Task inputs:
# # # # # # #
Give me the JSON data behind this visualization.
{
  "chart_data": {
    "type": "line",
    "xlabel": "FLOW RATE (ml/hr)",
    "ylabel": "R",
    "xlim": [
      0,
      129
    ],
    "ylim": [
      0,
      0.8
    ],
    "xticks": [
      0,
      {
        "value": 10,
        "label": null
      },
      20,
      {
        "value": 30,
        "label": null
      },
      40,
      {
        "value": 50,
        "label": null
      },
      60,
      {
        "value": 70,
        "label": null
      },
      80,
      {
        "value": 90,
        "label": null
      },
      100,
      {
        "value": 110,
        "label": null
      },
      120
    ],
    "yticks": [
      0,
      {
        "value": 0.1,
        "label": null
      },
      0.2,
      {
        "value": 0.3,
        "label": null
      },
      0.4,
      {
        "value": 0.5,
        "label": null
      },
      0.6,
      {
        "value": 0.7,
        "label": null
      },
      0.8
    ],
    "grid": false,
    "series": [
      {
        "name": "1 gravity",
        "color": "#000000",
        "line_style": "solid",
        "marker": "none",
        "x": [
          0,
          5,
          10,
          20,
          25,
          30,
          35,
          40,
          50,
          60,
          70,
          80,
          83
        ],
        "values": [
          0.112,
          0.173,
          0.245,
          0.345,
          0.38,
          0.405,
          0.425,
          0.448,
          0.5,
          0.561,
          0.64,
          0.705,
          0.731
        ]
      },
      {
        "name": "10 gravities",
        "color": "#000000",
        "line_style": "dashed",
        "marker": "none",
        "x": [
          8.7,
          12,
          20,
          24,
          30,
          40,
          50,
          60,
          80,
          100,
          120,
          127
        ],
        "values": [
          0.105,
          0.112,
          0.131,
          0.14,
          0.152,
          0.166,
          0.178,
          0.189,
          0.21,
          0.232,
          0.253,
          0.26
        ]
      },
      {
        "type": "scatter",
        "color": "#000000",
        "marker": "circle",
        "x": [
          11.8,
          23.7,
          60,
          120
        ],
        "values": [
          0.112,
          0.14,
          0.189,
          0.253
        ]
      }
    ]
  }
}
# # # # # # #
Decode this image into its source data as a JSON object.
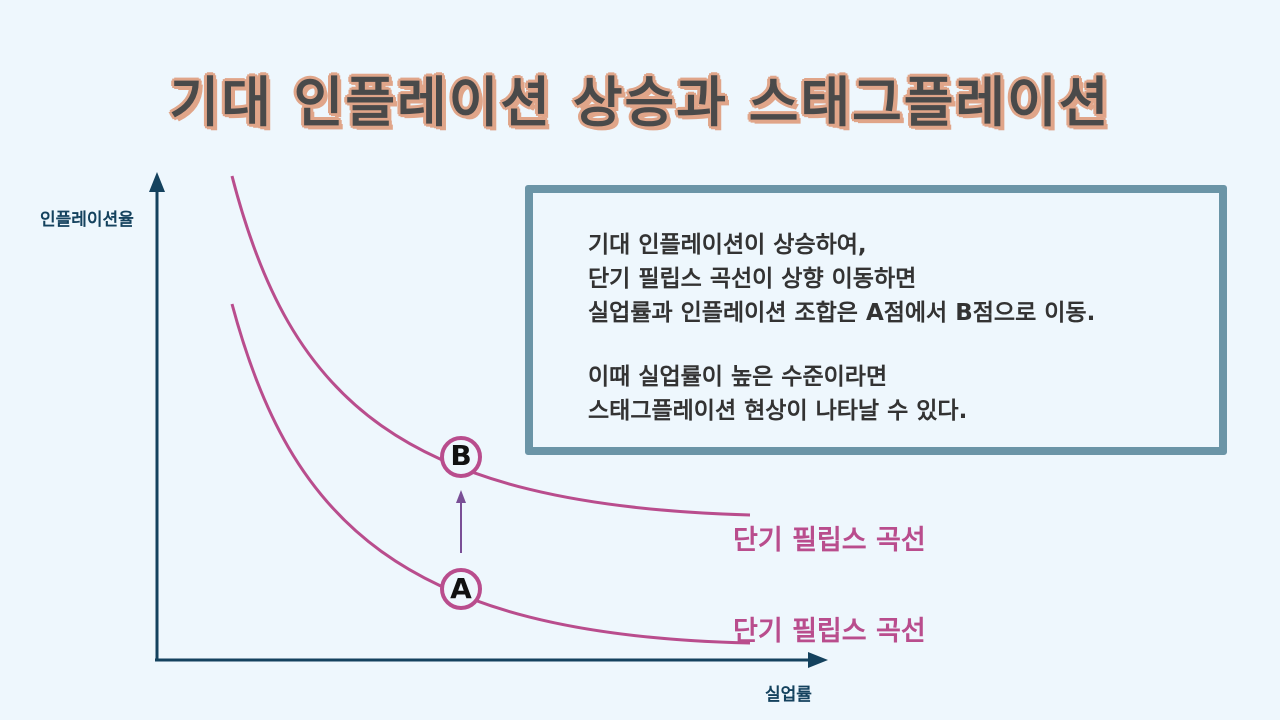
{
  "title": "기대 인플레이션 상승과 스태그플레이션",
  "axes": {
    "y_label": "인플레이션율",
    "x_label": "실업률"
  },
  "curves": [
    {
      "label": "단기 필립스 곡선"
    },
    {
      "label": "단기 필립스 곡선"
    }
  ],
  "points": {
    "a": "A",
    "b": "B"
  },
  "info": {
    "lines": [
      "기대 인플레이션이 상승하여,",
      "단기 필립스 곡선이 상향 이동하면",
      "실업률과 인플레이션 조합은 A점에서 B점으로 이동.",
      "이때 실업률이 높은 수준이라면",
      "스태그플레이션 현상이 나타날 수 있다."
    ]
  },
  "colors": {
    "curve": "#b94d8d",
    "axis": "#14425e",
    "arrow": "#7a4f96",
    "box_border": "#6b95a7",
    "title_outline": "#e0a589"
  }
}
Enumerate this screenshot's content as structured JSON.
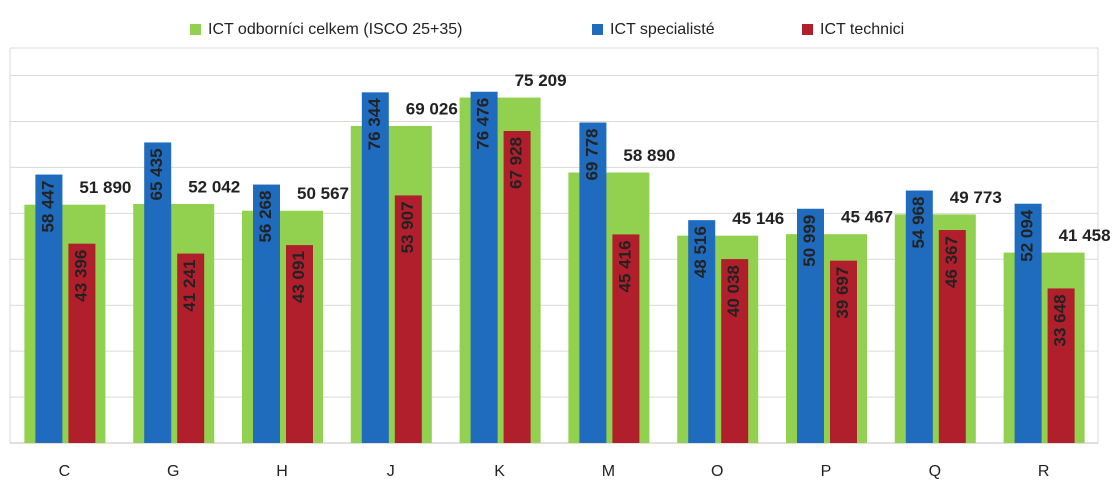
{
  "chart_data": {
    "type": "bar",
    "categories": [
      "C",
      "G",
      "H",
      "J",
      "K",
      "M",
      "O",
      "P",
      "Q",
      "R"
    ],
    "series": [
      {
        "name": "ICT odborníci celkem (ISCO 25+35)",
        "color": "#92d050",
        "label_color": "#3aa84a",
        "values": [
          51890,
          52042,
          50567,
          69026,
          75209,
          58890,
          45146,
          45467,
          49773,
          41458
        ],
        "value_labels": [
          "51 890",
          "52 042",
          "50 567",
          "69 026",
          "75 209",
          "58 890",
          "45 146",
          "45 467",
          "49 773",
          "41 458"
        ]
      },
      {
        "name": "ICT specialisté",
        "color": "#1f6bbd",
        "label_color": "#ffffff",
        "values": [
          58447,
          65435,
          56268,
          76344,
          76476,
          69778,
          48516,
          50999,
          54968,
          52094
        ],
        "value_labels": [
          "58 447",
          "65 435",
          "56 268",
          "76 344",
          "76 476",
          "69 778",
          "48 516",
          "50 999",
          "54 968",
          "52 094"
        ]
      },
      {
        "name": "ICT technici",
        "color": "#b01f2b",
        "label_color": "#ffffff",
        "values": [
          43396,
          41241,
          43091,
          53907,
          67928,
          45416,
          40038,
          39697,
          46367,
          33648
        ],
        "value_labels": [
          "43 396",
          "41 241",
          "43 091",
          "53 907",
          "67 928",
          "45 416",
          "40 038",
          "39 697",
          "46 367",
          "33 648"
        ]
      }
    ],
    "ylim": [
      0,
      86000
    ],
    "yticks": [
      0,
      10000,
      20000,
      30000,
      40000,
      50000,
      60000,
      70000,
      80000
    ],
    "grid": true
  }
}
# # # # # # #
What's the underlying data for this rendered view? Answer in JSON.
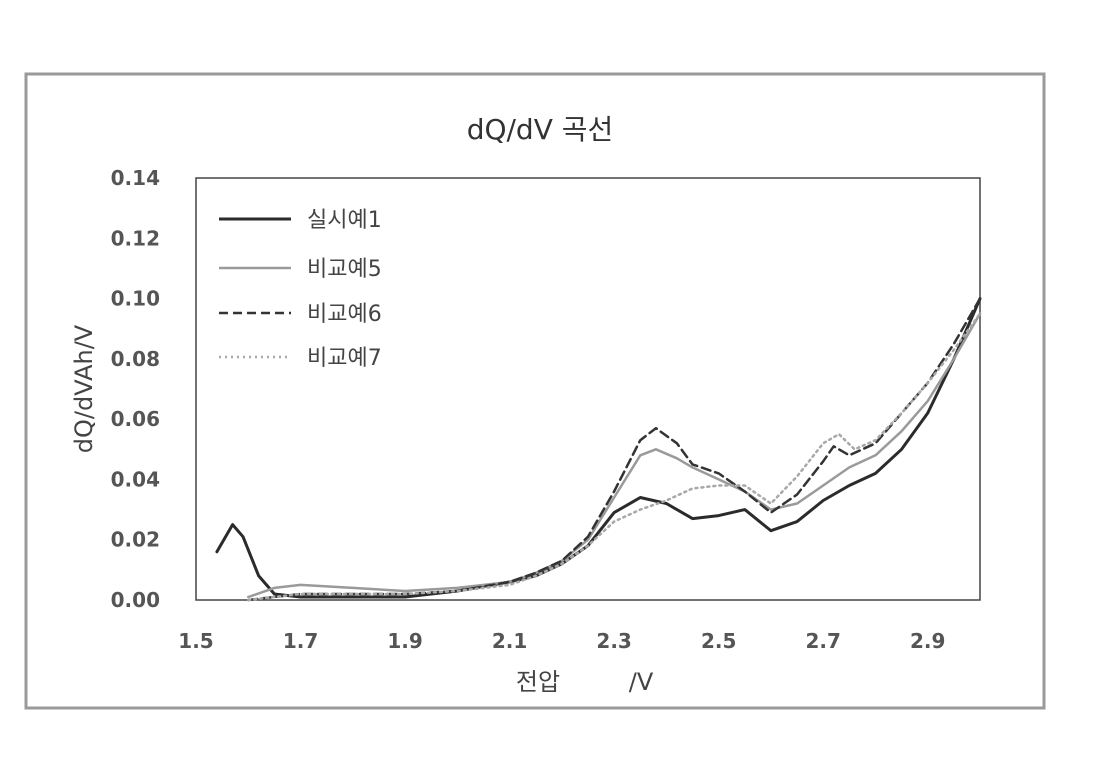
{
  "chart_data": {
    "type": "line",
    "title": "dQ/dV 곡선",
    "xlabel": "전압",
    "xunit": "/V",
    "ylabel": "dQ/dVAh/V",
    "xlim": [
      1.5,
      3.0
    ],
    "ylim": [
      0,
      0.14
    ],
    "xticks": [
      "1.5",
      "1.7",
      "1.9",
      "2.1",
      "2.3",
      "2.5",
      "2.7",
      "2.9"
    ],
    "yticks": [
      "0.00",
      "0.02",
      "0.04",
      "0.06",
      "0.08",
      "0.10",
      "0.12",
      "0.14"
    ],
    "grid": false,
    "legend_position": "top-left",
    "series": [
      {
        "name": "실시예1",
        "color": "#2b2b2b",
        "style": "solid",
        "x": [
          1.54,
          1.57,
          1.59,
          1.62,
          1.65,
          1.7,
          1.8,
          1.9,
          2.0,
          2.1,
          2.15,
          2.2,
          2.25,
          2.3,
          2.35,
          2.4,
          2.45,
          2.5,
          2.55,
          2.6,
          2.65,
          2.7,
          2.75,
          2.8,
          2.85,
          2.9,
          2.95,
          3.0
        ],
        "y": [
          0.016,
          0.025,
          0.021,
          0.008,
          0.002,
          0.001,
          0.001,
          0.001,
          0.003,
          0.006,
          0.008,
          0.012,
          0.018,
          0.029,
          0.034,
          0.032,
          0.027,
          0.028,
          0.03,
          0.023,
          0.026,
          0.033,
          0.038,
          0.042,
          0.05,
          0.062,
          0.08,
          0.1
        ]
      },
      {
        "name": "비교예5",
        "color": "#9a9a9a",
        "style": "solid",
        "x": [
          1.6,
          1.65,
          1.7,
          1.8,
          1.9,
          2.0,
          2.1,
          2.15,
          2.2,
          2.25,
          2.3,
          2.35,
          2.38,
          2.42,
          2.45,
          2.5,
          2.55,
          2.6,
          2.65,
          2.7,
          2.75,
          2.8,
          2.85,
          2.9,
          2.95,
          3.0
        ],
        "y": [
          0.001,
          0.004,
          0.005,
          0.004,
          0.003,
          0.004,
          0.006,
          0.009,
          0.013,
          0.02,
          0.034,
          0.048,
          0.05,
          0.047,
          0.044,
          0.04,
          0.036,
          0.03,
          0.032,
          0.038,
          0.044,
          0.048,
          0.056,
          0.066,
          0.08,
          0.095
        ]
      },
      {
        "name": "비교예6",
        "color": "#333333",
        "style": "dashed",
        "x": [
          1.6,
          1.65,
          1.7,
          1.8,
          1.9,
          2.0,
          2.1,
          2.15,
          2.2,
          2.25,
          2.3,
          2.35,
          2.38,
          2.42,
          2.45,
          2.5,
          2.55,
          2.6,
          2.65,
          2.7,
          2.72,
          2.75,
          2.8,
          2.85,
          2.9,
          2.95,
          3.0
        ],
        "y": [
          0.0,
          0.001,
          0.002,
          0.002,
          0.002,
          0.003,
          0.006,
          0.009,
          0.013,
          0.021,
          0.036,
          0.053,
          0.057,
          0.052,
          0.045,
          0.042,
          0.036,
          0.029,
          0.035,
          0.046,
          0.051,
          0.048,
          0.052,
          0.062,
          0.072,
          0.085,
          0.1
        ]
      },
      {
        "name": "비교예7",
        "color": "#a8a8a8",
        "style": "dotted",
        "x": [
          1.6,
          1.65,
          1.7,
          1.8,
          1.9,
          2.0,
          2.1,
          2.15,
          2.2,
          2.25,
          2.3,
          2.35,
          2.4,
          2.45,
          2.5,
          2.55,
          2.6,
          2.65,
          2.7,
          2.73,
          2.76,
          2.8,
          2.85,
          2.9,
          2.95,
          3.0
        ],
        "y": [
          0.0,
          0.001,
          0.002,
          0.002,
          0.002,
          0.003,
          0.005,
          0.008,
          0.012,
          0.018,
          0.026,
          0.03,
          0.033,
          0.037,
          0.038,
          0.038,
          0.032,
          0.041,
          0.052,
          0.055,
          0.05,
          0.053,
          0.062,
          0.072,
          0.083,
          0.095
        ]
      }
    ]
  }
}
# # # # # # #
Requirements: Find every line that holds "JSON" and copy it.

Solution for this task:
Give me the JSON data behind this visualization.
Decode this image into its source data as a JSON object.
Enumerate this screenshot's content as structured JSON.
What's the underlying data for this rendered view? Answer in JSON.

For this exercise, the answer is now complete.